▶ What is asked
Of all the lines in the material, how many include the word "desc"? Give only the number.

▶ Record extracts
________________________________________

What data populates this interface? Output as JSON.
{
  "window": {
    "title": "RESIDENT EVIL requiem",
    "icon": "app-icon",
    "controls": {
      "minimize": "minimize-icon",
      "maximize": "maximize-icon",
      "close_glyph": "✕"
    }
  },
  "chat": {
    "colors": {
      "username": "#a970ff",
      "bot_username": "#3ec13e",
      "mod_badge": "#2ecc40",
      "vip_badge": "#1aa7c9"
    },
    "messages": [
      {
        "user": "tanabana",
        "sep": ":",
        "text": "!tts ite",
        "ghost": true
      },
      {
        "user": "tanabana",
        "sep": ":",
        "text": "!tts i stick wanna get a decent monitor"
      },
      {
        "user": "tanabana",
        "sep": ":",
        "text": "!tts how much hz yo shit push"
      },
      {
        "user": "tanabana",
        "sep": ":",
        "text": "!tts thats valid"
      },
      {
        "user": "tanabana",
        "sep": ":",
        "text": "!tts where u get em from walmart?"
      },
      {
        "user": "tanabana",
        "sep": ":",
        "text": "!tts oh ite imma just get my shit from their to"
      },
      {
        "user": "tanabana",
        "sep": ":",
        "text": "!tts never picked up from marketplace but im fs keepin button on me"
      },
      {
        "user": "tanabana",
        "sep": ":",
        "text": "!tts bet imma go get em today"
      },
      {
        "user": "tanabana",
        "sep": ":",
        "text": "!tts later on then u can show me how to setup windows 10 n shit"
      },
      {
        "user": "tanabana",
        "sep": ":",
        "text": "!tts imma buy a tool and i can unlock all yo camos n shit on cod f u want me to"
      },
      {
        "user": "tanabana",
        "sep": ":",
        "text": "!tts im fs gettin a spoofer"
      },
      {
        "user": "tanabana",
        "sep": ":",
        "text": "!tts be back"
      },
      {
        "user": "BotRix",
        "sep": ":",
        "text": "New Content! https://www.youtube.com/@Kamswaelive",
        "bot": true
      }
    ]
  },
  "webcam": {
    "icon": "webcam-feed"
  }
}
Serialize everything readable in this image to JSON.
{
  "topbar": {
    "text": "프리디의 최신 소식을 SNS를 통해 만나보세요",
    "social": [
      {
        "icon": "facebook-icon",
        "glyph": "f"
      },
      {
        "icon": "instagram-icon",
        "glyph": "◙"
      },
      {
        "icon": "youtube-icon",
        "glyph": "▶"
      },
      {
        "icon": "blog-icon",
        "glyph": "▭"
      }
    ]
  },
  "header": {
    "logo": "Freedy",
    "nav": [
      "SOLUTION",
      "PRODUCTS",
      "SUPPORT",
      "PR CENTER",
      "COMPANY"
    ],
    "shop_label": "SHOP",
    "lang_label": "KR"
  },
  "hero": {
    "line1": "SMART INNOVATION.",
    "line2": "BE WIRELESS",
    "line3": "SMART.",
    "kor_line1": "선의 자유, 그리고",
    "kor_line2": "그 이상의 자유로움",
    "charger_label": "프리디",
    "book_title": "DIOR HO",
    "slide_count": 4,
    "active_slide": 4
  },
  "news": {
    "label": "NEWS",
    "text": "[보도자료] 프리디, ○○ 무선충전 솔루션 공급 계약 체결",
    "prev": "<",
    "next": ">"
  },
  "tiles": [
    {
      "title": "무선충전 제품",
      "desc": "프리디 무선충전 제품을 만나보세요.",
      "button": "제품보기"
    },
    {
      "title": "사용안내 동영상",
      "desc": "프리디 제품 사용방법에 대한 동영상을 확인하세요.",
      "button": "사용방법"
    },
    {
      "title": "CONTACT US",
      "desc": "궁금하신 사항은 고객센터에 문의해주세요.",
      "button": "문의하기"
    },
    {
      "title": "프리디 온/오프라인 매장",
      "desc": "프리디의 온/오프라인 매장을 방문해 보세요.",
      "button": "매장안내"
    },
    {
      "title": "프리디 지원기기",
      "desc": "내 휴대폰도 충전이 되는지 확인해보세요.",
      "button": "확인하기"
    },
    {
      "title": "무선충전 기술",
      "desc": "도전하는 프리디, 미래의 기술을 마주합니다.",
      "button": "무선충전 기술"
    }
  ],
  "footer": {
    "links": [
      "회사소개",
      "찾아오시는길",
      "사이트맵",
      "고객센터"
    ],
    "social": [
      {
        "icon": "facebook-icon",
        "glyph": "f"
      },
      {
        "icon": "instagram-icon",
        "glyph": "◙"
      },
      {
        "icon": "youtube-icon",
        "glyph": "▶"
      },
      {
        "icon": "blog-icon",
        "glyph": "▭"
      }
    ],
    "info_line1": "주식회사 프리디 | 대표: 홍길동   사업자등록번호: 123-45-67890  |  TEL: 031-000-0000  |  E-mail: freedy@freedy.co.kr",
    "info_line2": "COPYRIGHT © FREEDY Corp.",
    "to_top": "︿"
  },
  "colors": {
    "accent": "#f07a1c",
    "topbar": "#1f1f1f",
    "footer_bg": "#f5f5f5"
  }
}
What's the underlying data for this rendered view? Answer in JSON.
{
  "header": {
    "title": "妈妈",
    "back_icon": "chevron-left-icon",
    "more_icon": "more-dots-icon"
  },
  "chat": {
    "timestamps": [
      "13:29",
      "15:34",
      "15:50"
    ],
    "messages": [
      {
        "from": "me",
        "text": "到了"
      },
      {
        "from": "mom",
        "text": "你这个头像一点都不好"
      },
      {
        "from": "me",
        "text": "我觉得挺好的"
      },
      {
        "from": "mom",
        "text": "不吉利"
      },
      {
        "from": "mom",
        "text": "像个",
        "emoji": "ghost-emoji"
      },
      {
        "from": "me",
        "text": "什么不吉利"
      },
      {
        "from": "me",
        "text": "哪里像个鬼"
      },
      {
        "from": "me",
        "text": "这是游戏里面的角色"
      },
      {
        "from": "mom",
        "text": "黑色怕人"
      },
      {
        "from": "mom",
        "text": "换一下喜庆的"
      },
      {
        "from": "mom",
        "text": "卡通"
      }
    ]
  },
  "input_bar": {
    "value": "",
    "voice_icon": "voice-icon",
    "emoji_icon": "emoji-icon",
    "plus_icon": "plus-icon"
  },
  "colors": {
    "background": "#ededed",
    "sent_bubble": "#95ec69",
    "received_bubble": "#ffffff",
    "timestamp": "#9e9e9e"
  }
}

________________________________________

▶ Final result
6